- _Aim_
Every line below that includes "Goals" counts toward the total. Report that total alone.

A block of data
-=-=-=-=-
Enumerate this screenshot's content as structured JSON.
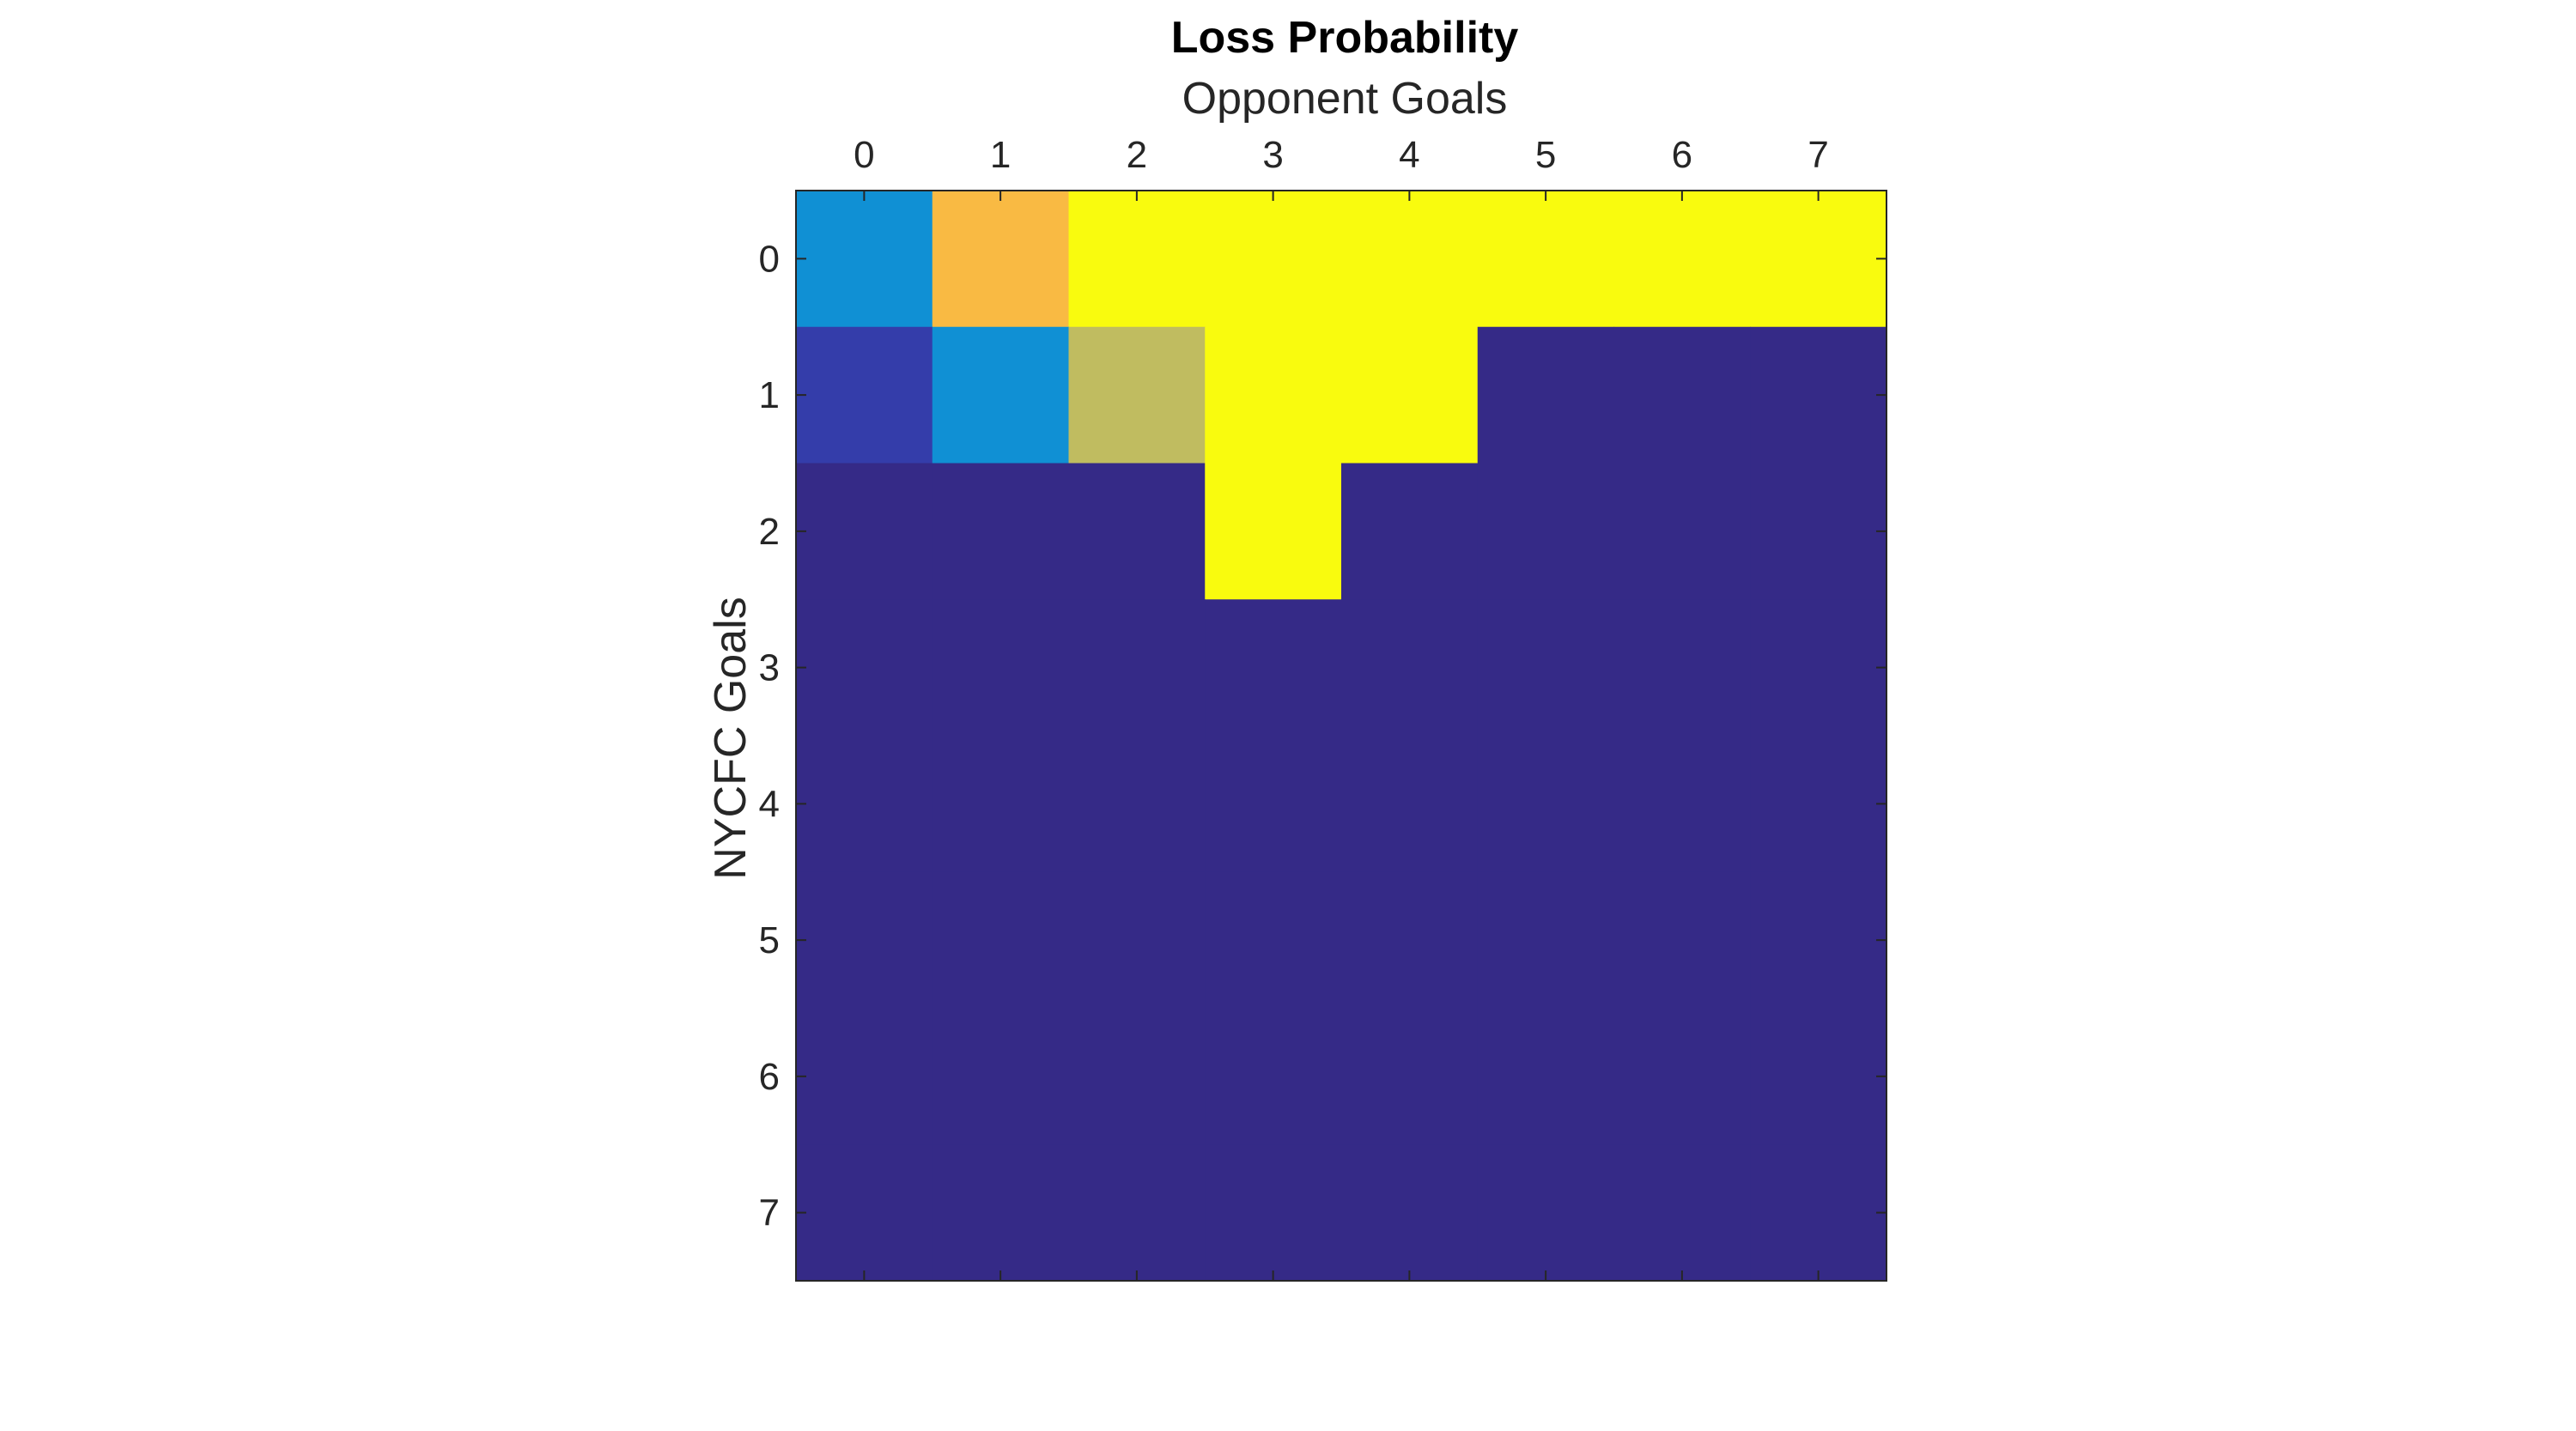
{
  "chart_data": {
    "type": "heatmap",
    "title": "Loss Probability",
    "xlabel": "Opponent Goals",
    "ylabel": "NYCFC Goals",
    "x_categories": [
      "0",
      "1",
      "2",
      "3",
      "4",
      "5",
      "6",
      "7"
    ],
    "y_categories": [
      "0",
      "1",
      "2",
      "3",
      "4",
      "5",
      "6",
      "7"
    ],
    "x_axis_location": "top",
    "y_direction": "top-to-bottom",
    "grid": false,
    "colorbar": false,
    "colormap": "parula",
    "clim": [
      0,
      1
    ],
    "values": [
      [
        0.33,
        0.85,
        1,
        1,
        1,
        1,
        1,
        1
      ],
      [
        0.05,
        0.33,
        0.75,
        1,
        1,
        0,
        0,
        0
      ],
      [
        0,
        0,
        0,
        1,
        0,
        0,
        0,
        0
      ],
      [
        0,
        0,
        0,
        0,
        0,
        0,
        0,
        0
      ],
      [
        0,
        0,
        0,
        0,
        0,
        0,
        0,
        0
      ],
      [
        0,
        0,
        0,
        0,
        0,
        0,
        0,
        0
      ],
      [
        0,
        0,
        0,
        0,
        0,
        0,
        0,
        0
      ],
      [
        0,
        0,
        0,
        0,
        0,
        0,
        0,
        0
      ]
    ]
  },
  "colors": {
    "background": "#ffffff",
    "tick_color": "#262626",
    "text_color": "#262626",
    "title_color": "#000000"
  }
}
-=-=-=-=-
- _Problem solution_
2